### Given exercise
Gather all lines in the entries below that include the word "What".

(Some records)
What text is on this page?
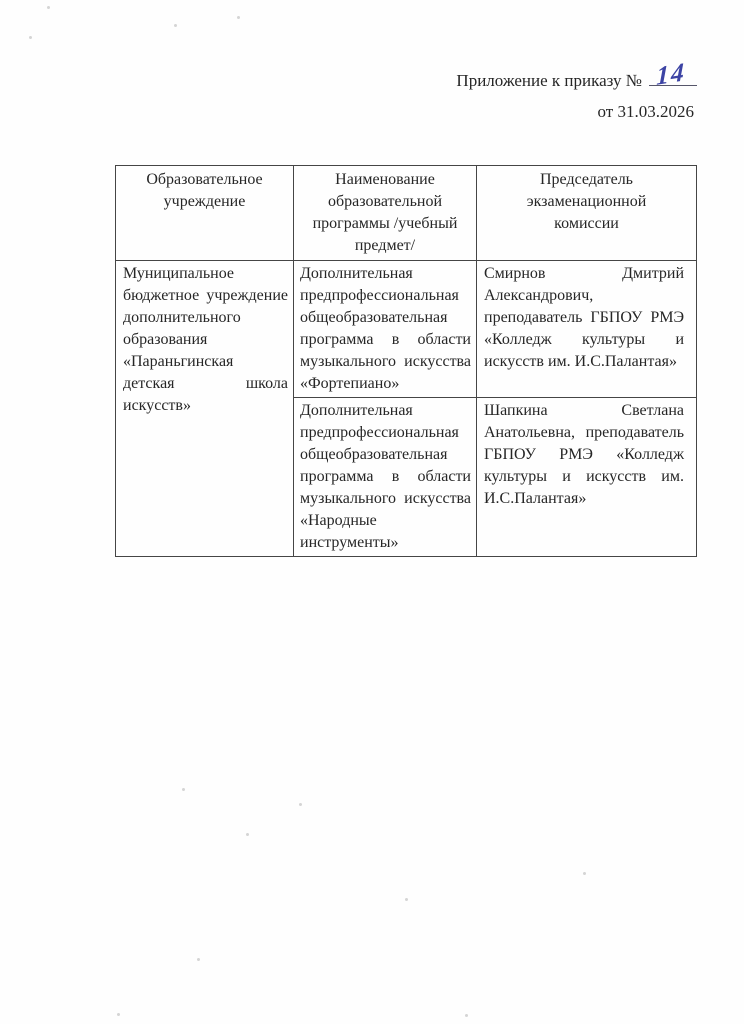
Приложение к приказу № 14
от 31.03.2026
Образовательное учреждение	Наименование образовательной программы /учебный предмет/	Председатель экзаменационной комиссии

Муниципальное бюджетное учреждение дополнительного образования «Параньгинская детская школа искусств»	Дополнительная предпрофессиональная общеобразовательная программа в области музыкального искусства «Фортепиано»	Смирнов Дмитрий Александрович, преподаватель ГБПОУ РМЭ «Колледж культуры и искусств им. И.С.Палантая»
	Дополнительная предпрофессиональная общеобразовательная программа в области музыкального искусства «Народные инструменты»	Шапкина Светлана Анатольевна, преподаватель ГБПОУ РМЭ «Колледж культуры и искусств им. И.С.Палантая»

==

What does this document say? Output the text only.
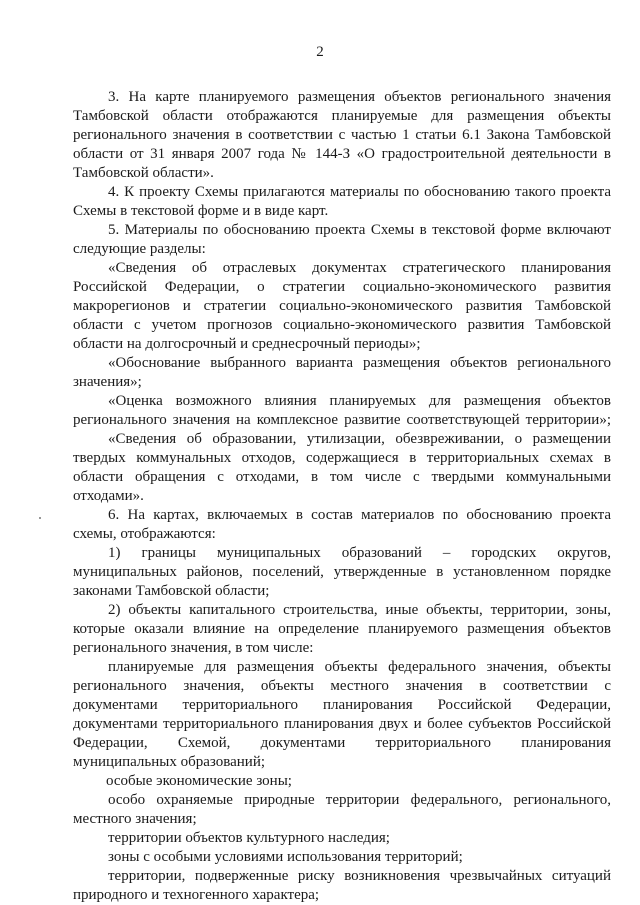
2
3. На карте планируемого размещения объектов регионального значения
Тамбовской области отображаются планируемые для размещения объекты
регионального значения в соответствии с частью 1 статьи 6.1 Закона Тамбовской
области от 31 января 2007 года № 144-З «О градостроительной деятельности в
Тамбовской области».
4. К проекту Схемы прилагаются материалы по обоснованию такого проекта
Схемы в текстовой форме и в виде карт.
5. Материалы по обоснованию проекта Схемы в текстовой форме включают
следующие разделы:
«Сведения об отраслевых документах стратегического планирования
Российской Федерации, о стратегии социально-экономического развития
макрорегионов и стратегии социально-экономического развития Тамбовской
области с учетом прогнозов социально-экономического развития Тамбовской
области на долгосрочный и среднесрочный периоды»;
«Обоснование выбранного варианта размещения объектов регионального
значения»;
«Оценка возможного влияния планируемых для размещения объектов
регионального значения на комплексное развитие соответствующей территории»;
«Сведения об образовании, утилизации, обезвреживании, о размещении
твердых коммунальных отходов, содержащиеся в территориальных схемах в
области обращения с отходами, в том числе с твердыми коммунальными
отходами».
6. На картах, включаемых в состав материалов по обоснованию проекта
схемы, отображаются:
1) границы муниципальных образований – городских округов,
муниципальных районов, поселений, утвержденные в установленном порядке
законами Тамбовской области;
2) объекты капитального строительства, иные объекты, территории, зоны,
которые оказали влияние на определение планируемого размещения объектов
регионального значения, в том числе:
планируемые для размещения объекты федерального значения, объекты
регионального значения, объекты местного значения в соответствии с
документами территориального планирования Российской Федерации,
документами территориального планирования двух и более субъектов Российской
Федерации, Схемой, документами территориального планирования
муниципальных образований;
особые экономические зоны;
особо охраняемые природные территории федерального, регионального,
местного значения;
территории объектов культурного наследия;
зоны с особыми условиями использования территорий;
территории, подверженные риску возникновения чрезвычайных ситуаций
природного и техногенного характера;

...

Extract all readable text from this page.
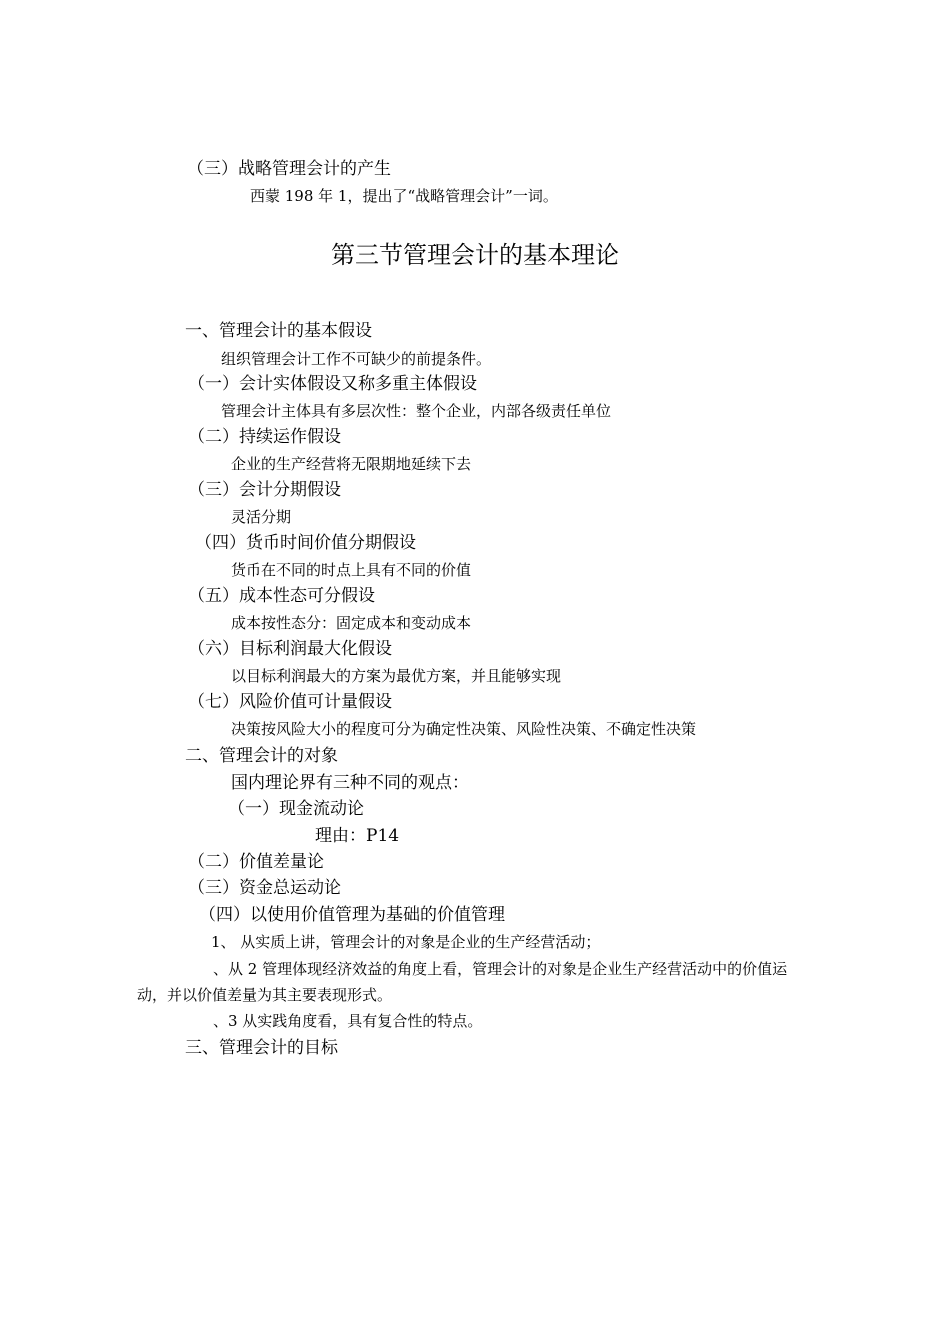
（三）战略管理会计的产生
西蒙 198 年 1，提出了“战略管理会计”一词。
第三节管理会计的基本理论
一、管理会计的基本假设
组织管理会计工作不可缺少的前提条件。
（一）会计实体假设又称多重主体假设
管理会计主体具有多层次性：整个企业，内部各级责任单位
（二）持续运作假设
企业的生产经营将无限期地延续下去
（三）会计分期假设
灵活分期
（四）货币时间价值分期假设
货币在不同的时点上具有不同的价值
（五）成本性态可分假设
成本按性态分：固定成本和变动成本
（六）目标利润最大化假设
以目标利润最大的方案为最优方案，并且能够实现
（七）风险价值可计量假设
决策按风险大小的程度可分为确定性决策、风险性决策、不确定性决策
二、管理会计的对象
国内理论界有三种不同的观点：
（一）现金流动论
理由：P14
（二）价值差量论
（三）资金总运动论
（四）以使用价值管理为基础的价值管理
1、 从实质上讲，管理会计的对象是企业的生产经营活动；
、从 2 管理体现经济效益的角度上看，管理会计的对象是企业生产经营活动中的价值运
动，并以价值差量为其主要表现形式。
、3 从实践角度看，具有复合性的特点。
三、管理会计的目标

### Solution
What text is on this page?
What does this document say? Output the text only.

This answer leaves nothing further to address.